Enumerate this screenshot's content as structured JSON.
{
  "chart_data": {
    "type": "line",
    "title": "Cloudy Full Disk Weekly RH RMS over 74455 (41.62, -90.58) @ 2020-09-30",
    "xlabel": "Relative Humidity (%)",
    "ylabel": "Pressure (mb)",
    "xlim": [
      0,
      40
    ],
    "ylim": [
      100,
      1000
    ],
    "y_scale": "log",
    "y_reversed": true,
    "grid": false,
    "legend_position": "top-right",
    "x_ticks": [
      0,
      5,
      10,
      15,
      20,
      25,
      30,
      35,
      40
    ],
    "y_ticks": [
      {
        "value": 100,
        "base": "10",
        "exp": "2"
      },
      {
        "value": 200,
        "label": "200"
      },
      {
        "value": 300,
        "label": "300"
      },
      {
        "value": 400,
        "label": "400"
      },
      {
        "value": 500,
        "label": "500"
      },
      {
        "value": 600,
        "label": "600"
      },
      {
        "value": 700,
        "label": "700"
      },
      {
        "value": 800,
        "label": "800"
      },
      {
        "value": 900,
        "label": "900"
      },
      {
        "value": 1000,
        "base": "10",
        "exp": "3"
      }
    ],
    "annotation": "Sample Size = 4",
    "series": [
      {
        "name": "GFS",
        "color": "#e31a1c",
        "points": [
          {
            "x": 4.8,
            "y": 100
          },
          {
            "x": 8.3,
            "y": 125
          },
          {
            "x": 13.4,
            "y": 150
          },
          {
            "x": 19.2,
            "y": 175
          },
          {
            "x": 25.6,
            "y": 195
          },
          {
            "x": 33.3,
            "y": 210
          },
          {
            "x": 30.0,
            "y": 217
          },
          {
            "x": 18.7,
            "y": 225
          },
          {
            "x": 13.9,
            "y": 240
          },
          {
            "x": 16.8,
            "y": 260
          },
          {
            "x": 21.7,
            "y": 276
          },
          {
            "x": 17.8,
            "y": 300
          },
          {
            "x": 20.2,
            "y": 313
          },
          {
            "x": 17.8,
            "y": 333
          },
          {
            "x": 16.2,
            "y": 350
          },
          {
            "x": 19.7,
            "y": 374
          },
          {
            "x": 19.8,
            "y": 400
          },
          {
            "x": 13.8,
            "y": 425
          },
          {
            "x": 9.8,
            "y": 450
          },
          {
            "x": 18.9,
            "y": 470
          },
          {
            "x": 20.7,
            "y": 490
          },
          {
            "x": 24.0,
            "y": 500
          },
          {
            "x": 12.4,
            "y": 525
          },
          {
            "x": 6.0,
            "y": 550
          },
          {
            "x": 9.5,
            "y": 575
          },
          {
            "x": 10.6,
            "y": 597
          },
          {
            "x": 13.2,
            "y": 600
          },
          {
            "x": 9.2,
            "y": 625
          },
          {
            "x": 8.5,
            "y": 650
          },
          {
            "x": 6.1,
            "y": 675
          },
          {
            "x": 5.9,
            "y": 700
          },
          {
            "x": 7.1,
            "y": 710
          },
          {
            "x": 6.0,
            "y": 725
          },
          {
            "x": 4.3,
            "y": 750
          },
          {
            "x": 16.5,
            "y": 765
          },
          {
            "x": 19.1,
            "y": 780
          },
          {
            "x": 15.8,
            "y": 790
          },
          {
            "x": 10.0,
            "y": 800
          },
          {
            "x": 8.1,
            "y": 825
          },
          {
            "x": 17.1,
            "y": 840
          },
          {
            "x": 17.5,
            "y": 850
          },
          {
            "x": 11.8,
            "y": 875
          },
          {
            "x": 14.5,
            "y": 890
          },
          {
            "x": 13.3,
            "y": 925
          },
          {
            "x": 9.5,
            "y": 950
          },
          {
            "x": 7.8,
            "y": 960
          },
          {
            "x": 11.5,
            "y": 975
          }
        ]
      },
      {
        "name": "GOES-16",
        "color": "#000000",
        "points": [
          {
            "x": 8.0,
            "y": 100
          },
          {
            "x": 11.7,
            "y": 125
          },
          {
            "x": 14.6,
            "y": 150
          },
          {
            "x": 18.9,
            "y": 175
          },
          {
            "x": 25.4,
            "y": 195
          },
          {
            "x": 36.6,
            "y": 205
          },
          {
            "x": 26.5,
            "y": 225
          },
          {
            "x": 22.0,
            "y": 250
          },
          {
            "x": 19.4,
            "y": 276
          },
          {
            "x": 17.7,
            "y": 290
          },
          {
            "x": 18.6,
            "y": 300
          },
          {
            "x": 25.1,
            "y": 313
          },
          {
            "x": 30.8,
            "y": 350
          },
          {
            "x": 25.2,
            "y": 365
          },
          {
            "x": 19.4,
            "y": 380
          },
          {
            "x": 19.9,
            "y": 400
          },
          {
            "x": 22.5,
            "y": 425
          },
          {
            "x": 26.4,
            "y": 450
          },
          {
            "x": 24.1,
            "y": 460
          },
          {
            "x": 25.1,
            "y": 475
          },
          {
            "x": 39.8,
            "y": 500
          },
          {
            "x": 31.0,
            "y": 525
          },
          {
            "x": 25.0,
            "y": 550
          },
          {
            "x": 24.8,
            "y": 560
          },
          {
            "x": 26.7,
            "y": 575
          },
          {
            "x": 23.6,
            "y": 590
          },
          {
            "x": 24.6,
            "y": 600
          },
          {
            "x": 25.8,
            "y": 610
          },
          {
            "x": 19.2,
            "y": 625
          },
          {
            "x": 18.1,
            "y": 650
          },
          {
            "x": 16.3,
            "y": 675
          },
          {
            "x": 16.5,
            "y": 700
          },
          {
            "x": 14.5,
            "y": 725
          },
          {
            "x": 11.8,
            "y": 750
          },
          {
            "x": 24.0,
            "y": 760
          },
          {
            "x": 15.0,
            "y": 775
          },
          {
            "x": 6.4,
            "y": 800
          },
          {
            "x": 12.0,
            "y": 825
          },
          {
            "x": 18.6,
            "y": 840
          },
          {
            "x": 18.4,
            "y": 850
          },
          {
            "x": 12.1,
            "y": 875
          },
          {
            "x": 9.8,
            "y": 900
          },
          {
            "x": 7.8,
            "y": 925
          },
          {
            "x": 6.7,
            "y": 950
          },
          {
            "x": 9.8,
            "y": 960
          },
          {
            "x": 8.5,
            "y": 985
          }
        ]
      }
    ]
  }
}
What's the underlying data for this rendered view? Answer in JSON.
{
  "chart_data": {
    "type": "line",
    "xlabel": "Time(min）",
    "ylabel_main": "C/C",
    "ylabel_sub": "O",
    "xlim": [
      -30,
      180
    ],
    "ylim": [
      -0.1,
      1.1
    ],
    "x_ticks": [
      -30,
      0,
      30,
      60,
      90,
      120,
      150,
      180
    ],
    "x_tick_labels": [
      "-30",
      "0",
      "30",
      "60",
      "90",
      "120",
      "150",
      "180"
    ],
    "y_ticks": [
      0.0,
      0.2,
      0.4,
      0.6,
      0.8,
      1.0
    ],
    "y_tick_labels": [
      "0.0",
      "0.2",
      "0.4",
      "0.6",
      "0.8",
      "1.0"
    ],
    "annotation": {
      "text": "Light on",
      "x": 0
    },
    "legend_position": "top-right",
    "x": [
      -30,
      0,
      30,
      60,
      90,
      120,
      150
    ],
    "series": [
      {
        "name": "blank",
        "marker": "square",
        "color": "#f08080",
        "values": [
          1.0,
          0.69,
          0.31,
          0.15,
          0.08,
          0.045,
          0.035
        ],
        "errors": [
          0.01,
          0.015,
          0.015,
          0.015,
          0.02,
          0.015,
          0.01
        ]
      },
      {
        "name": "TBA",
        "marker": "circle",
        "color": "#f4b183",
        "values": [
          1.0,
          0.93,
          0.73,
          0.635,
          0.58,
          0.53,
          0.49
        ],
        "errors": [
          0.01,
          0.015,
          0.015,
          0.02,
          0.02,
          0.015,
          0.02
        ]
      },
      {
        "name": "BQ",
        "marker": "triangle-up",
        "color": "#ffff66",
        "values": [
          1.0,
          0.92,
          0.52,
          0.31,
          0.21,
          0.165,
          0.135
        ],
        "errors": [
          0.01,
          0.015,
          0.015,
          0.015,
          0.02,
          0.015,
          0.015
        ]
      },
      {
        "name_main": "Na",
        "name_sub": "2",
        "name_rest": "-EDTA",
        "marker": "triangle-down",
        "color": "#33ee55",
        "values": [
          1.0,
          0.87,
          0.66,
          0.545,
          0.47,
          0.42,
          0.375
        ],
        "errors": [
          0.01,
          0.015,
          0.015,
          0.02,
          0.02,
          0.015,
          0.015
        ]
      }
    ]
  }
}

--

▸ **REQUEST**:
Identify all lines where the word "this" shows up. Copy them.

▸ **SOLUTION**:
Enumerate this screenshot's content as structured JSON.
What's the underlying data for this rendered view? Answer in JSON.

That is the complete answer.